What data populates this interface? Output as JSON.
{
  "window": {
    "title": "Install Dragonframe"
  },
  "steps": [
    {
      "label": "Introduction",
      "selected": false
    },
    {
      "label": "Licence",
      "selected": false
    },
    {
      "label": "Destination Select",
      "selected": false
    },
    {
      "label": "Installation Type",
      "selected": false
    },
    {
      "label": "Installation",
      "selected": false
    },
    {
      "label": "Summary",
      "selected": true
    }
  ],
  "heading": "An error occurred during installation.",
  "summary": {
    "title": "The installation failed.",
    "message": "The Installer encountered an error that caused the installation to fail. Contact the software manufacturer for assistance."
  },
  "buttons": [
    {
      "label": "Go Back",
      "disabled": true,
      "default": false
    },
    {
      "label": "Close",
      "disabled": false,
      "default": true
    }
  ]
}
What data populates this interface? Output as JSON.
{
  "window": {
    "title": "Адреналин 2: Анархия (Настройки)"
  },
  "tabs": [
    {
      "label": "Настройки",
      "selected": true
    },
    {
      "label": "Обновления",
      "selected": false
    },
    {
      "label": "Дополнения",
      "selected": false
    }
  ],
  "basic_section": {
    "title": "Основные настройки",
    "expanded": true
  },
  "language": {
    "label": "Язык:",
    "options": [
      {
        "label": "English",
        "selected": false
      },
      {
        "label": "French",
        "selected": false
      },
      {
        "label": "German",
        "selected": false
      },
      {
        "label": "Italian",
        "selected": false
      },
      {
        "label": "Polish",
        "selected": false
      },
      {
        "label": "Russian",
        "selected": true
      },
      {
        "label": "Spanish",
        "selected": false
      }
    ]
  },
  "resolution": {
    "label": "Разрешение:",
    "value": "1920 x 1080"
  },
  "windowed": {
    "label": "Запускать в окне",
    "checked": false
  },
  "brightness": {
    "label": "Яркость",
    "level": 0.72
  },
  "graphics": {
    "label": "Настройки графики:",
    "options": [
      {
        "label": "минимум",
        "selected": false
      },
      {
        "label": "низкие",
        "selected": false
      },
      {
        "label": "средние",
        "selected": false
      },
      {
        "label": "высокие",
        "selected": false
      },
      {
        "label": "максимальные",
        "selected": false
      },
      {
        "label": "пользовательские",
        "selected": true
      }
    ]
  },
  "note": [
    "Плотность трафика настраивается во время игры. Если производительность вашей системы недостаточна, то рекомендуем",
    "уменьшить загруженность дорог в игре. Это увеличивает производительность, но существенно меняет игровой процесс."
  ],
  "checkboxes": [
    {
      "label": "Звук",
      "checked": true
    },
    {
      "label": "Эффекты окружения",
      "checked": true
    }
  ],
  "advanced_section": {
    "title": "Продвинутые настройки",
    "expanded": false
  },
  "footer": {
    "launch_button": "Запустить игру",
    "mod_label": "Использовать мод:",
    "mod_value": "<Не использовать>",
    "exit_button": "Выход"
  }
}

+ + +

Copy out every line of the listing that includes the string "error".

  "heading": "An error occurred during installation.",
    "message": "The Installer encountered an error that caused the installation to fail. Contact the software manufacturer for assistance."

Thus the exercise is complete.